Dataset entries

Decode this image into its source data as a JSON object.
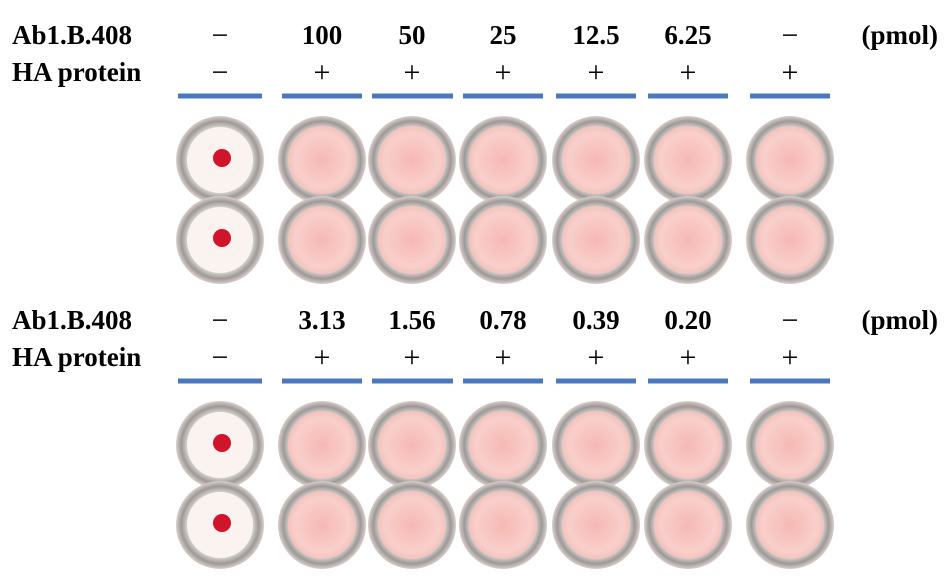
{
  "panels": [
    {
      "antibody_label": "Ab1.B.408",
      "protein_label": "HA protein",
      "antibody_amounts": [
        "−",
        "100",
        "50",
        "25",
        "12.5",
        "6.25",
        "−"
      ],
      "unit": "(pmol)",
      "protein_presence": [
        "−",
        "+",
        "+",
        "+",
        "+",
        "+",
        "+"
      ]
    },
    {
      "antibody_label": "Ab1.B.408",
      "protein_label": "HA protein",
      "antibody_amounts": [
        "−",
        "3.13",
        "1.56",
        "0.78",
        "0.39",
        "0.20",
        "−"
      ],
      "unit": "(pmol)",
      "protein_presence": [
        "−",
        "+",
        "+",
        "+",
        "+",
        "+",
        "+"
      ]
    }
  ]
}
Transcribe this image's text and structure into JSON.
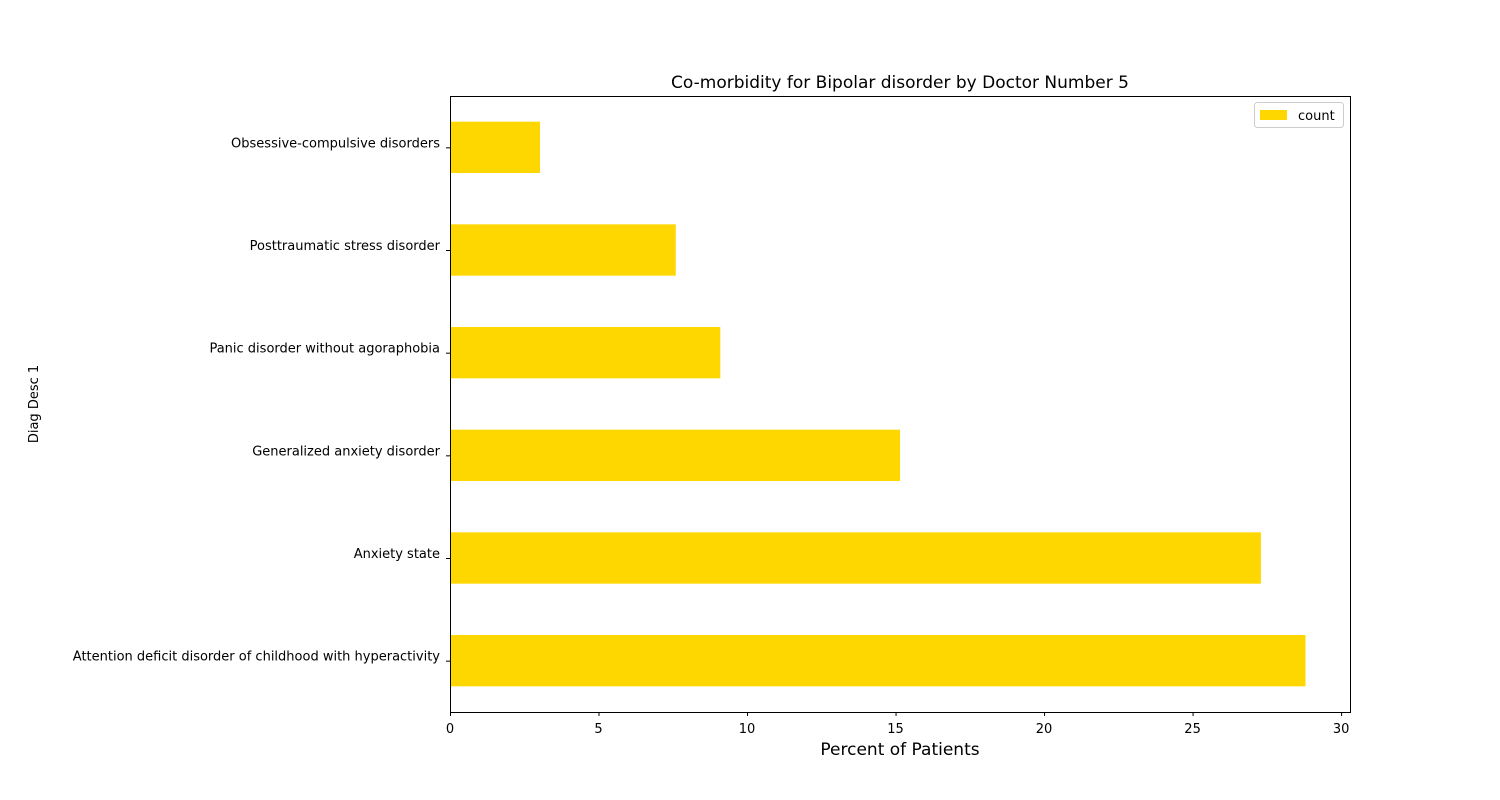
{
  "chart_data": {
    "type": "bar",
    "orientation": "horizontal",
    "title": "Co-morbidity for Bipolar disorder by Doctor Number 5",
    "xlabel": "Percent of Patients",
    "ylabel": "Diag Desc 1",
    "categories": [
      "Attention deficit disorder of childhood with hyperactivity",
      "Anxiety state",
      "Generalized anxiety disorder",
      "Panic disorder without agoraphobia",
      "Posttraumatic stress disorder",
      "Obsessive-compulsive disorders"
    ],
    "series": [
      {
        "name": "count",
        "values": [
          28.8,
          27.3,
          15.15,
          9.1,
          7.6,
          3.03
        ],
        "color": "#FFD700"
      }
    ],
    "xlim": [
      0,
      30.3
    ],
    "xticks": [
      0,
      5,
      10,
      15,
      20,
      25,
      30
    ],
    "grid": false,
    "legend_position": "top-right"
  }
}
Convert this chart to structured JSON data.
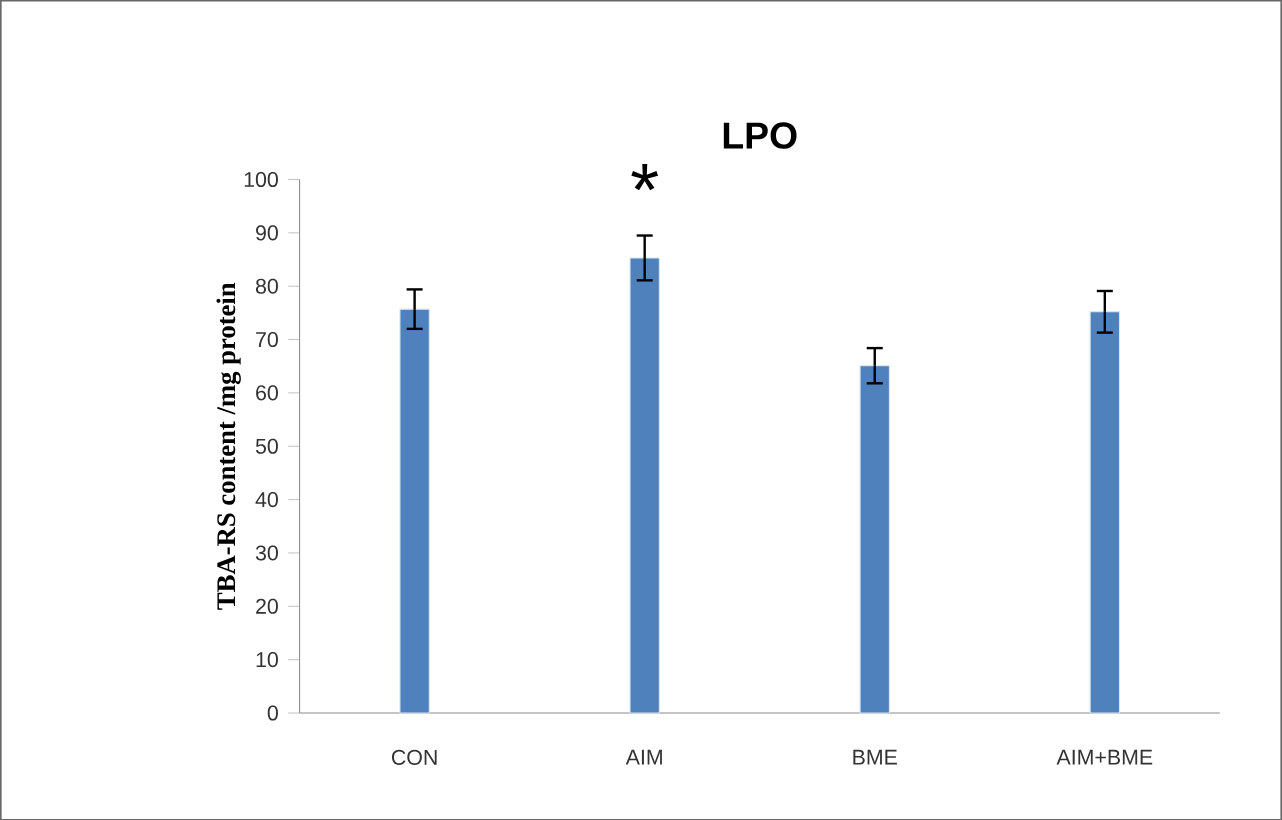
{
  "chart_data": {
    "type": "bar",
    "title": "LPO",
    "ylabel": "TBA-RS content /mg protein",
    "categories": [
      "CON",
      "AIM",
      "BME",
      "AIM+BME"
    ],
    "values": [
      75.7,
      85.3,
      65.1,
      75.2
    ],
    "errors": [
      3.7,
      4.2,
      3.3,
      3.9
    ],
    "color": "#4f81bd",
    "ylim": [
      0,
      100
    ],
    "yticks": [
      0,
      10,
      20,
      30,
      40,
      50,
      60,
      70,
      80,
      90,
      100
    ],
    "annotations": [
      "*"
    ]
  }
}
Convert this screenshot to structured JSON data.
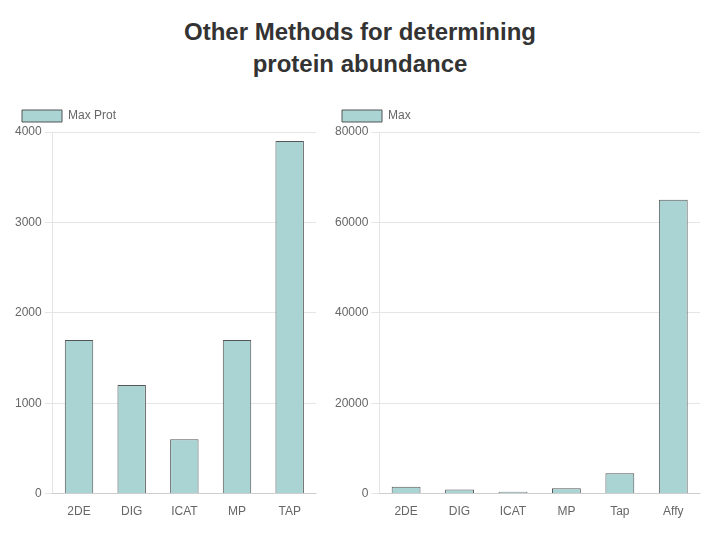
{
  "title": [
    "Other Methods for determining",
    "protein abundance"
  ],
  "chart_data": [
    {
      "type": "bar",
      "categories": [
        "2DE",
        "DIG",
        "ICAT",
        "MP",
        "TAP"
      ],
      "series": [
        {
          "name": "Max Prot",
          "color": "#AAD4D4",
          "values": [
            1700,
            1200,
            600,
            1700,
            3900
          ]
        }
      ],
      "ylim": [
        0,
        4000
      ],
      "yticks": [
        0,
        1000,
        2000,
        3000,
        4000
      ],
      "grid": true,
      "legend": "upper left"
    },
    {
      "type": "bar",
      "categories": [
        "2DE",
        "DIG",
        "ICAT",
        "MP",
        "Tap",
        "Affy"
      ],
      "series": [
        {
          "name": "Max",
          "color": "#AAD4D4",
          "values": [
            1500,
            900,
            400,
            1200,
            4500,
            65000
          ]
        }
      ],
      "ylim": [
        0,
        80000
      ],
      "yticks": [
        0,
        20000,
        40000,
        60000,
        80000
      ],
      "grid": true,
      "legend": "upper left"
    }
  ]
}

- [YOUR TASK]: Using the entries above, return each line in which the word "structured" occurs.

- [ANSWER FOR THE TASK]:
Convert this chart to structured JSON data.
Convert this screenshot to structured JSON data.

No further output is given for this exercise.